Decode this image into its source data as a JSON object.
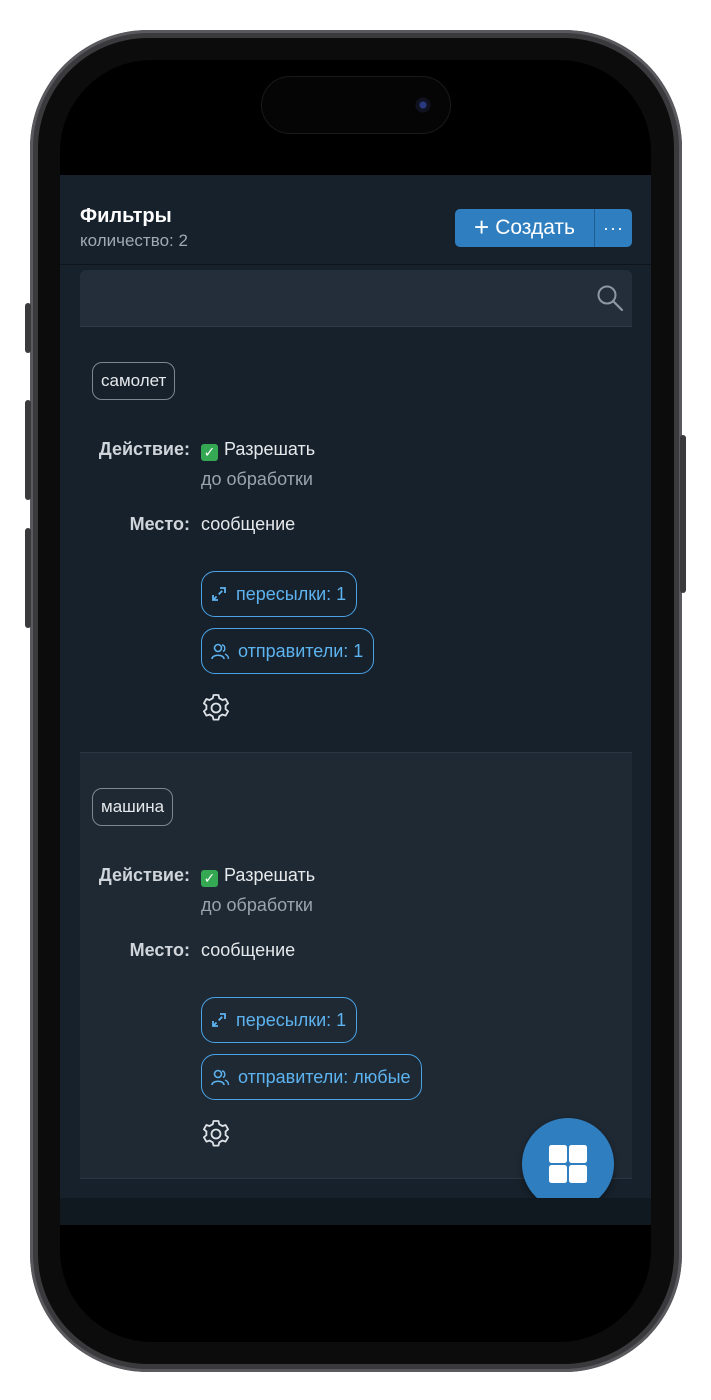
{
  "header": {
    "title": "Фильтры",
    "count_text": "количество: 2",
    "create_label": "Создать",
    "more_label": "···"
  },
  "search": {
    "placeholder": ""
  },
  "filters": [
    {
      "keyword": "самолет",
      "action_label": "Действие:",
      "action_value": "Разрешать",
      "action_detail": "до обработки",
      "place_label": "Место:",
      "place_value": "сообщение",
      "forwards_label": "пересылки: 1",
      "senders_label": "отправители: 1"
    },
    {
      "keyword": "машина",
      "action_label": "Действие:",
      "action_value": "Разрешать",
      "action_detail": "до обработки",
      "place_label": "Место:",
      "place_value": "сообщение",
      "forwards_label": "пересылки: 1",
      "senders_label": "отправители: любые"
    }
  ],
  "colors": {
    "background": "#17212b",
    "accent": "#2f7fc0",
    "link": "#5db3f0",
    "check": "#35a853"
  },
  "icons": [
    "plus-icon",
    "more-icon",
    "search-icon",
    "check-icon",
    "forward-arrows-icon",
    "users-icon",
    "gear-icon",
    "grid-icon"
  ]
}
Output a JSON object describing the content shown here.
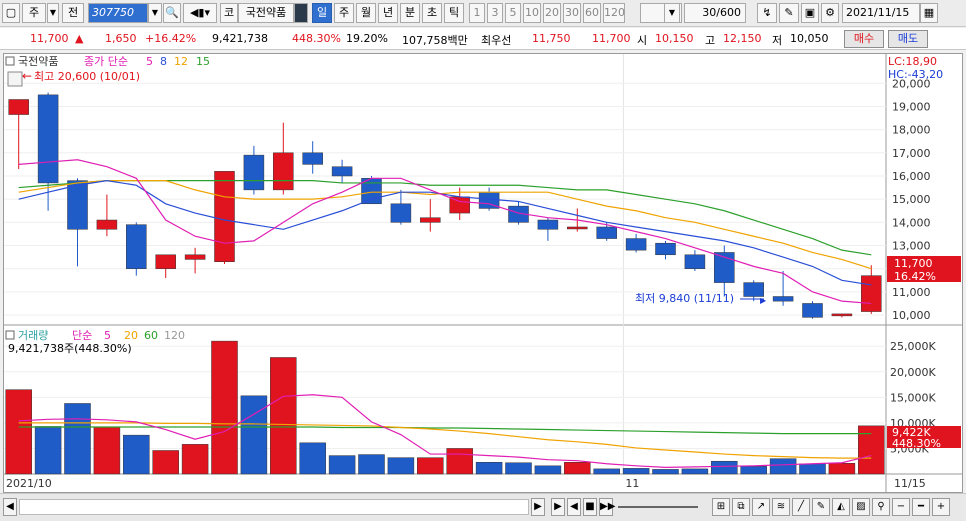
{
  "toolbar": {
    "type_label": "주",
    "jeon_label": "전",
    "code": "307750",
    "market_label": "코",
    "stock_name": "국전약품",
    "periods": [
      "일",
      "주",
      "월",
      "년",
      "분",
      "초",
      "틱"
    ],
    "selected_period": "일",
    "intervals": [
      "1",
      "3",
      "5",
      "10",
      "20",
      "30",
      "60",
      "120"
    ],
    "count_value": "30/600",
    "date_value": "2021/11/15"
  },
  "quote": {
    "price": "11,700",
    "arrow": "▲",
    "change": "1,650",
    "change_pct": "+16.42%",
    "volume": "9,421,738",
    "volume_ratio": "448.30%",
    "turnover": "19.20%",
    "amount": "107,758백만",
    "best_label": "최우선",
    "best_ask": "11,750",
    "best_bid": "11,700",
    "open_label": "시",
    "open": "10,150",
    "high_label": "고",
    "high": "12,150",
    "low_label": "저",
    "low": "10,050",
    "buy_label": "매수",
    "sell_label": "매도"
  },
  "price_panel": {
    "name": "국전약품",
    "ma_label": "종가 단순",
    "ma_periods": [
      "5",
      "8",
      "12",
      "15"
    ],
    "ma_colors": [
      "#e01eb4",
      "#2a4fd6",
      "#f0a300",
      "#2ca02c"
    ],
    "high_annotation": "최고 20,600 (10/01)",
    "low_annotation": "최저 9,840 (11/11)",
    "lc_label": "LC:18,90",
    "hc_label": "HC:-43,20",
    "current_price_tag": "11,700",
    "current_pct_tag": "16.42%",
    "y_ticks": [
      "20,000",
      "19,000",
      "18,000",
      "17,000",
      "16,000",
      "15,000",
      "14,000",
      "13,000",
      "12,000",
      "11,000",
      "10,000"
    ]
  },
  "volume_panel": {
    "label": "거래량",
    "ma_label": "단순",
    "ma_periods": [
      "5",
      "20",
      "60",
      "120"
    ],
    "ma_colors": [
      "#e01eb4",
      "#f0a300",
      "#2ca02c",
      "#999999"
    ],
    "value_text": "9,421,738주(448.30%)",
    "current_tag": "9,422K",
    "current_pct_tag": "448.30%",
    "y_ticks": [
      "25,000K",
      "20,000K",
      "15,000K",
      "10,000K",
      "5,000K"
    ]
  },
  "x_axis": {
    "labels": [
      "2021/10",
      "11",
      "11/15"
    ]
  },
  "colors": {
    "up": "#e0141e",
    "down": "#1f5cc8",
    "accent": "#2f6fd0"
  },
  "chart_data": {
    "type": "candlestick",
    "candles": [
      {
        "o": 18650,
        "h": 19300,
        "l": 16300,
        "c": 19300,
        "v": 16500
      },
      {
        "o": 19500,
        "h": 19600,
        "l": 14500,
        "c": 15700,
        "v": 9300
      },
      {
        "o": 15800,
        "h": 15900,
        "l": 12100,
        "c": 13700,
        "v": 13800
      },
      {
        "o": 13700,
        "h": 15200,
        "l": 13400,
        "c": 14100,
        "v": 9200
      },
      {
        "o": 13900,
        "h": 14000,
        "l": 11700,
        "c": 12000,
        "v": 7600
      },
      {
        "o": 12000,
        "h": 12600,
        "l": 11600,
        "c": 12600,
        "v": 4600
      },
      {
        "o": 12400,
        "h": 12900,
        "l": 11800,
        "c": 12600,
        "v": 5800
      },
      {
        "o": 12300,
        "h": 16200,
        "l": 12200,
        "c": 16200,
        "v": 26000
      },
      {
        "o": 16900,
        "h": 17300,
        "l": 15200,
        "c": 15400,
        "v": 15300
      },
      {
        "o": 15400,
        "h": 18300,
        "l": 15200,
        "c": 17000,
        "v": 22800
      },
      {
        "o": 17000,
        "h": 17500,
        "l": 16100,
        "c": 16500,
        "v": 6100
      },
      {
        "o": 16400,
        "h": 16700,
        "l": 15700,
        "c": 16000,
        "v": 3600
      },
      {
        "o": 15900,
        "h": 16000,
        "l": 14800,
        "c": 14800,
        "v": 3800
      },
      {
        "o": 14800,
        "h": 15400,
        "l": 13900,
        "c": 14000,
        "v": 3200
      },
      {
        "o": 14000,
        "h": 15000,
        "l": 13600,
        "c": 14200,
        "v": 3200
      },
      {
        "o": 14400,
        "h": 15500,
        "l": 14100,
        "c": 15100,
        "v": 5000
      },
      {
        "o": 15300,
        "h": 15500,
        "l": 14500,
        "c": 14600,
        "v": 2300
      },
      {
        "o": 14700,
        "h": 14900,
        "l": 13900,
        "c": 14000,
        "v": 2200
      },
      {
        "o": 14100,
        "h": 14200,
        "l": 13200,
        "c": 13700,
        "v": 1600
      },
      {
        "o": 13800,
        "h": 14600,
        "l": 13600,
        "c": 13800,
        "v": 2300
      },
      {
        "o": 13800,
        "h": 14000,
        "l": 13200,
        "c": 13300,
        "v": 1000
      },
      {
        "o": 13300,
        "h": 13500,
        "l": 12700,
        "c": 12800,
        "v": 1100
      },
      {
        "o": 13100,
        "h": 13200,
        "l": 12400,
        "c": 12600,
        "v": 900
      },
      {
        "o": 12600,
        "h": 12800,
        "l": 11900,
        "c": 12000,
        "v": 1000
      },
      {
        "o": 12700,
        "h": 13000,
        "l": 10800,
        "c": 11400,
        "v": 2500
      },
      {
        "o": 11400,
        "h": 11500,
        "l": 10600,
        "c": 10800,
        "v": 1500
      },
      {
        "o": 10800,
        "h": 11900,
        "l": 10400,
        "c": 10600,
        "v": 3000
      },
      {
        "o": 10500,
        "h": 10600,
        "l": 9840,
        "c": 9900,
        "v": 2000
      },
      {
        "o": 10050,
        "h": 10050,
        "l": 9900,
        "c": 10050,
        "v": 2100
      },
      {
        "o": 10150,
        "h": 12150,
        "l": 10050,
        "c": 11700,
        "v": 9422
      }
    ],
    "ma5_price": [
      16500,
      16600,
      16700,
      16400,
      15900,
      14100,
      13400,
      13100,
      13200,
      14000,
      14800,
      15300,
      15900,
      15900,
      15400,
      14900,
      14800,
      14400,
      14200,
      14100,
      13900,
      13600,
      13300,
      12900,
      12500,
      12100,
      11800,
      11000,
      10600,
      10500
    ],
    "ma8_price": [
      15000,
      15300,
      15600,
      15800,
      15600,
      14800,
      14400,
      14100,
      13900,
      13700,
      14100,
      14500,
      15000,
      15300,
      15300,
      15100,
      15000,
      14900,
      14600,
      14300,
      14000,
      13800,
      13600,
      13400,
      13200,
      12900,
      12500,
      12100,
      11500,
      11300
    ],
    "ma12_price": [
      15300,
      15500,
      15700,
      15800,
      15800,
      15800,
      15400,
      15100,
      15000,
      15000,
      15000,
      15100,
      15300,
      15300,
      15200,
      15300,
      15300,
      15300,
      15300,
      15000,
      14700,
      14500,
      14200,
      14000,
      13700,
      13400,
      13100,
      12700,
      12400,
      12000
    ],
    "ma15_price": [
      15500,
      15600,
      15700,
      15800,
      15800,
      15800,
      15800,
      15800,
      15800,
      15800,
      15800,
      15700,
      15700,
      15700,
      15600,
      15600,
      15600,
      15600,
      15500,
      15400,
      15400,
      15200,
      15000,
      14800,
      14500,
      14100,
      13700,
      13300,
      12800,
      12600
    ],
    "ma5_vol": [
      10400,
      10700,
      10800,
      10600,
      10200,
      8700,
      6800,
      8300,
      11700,
      15200,
      15500,
      15000,
      10200,
      7700,
      3900,
      3900,
      3600,
      3300,
      2800,
      2600,
      2000,
      1600,
      1300,
      1400,
      1500,
      1600,
      1800,
      2000,
      2200,
      3600
    ],
    "ma20_vol": [
      10000,
      10000,
      10000,
      10000,
      10000,
      9900,
      9900,
      9800,
      9800,
      9700,
      9600,
      9500,
      9400,
      9100,
      8800,
      8400,
      7900,
      7300,
      6700,
      6300,
      5800,
      5100,
      4700,
      4300,
      3900,
      3600,
      3400,
      3200,
      3100,
      3100
    ],
    "ma60_vol": [
      9200,
      9200,
      9200,
      9200,
      9200,
      9200,
      9200,
      9200,
      9200,
      9200,
      9200,
      9100,
      9100,
      9100,
      9000,
      9000,
      8900,
      8800,
      8700,
      8600,
      8500,
      8400,
      8300,
      8200,
      8100,
      8000,
      7900,
      7900,
      7900,
      7900
    ],
    "y_range_price": [
      9700,
      20400
    ],
    "y_range_volume": [
      0,
      27000
    ]
  }
}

= = = = =

**Your instructions**
Tally the lines in these entries that have the string "JSON" in them, then answer with the count and nothing else.

**Response to this task**
2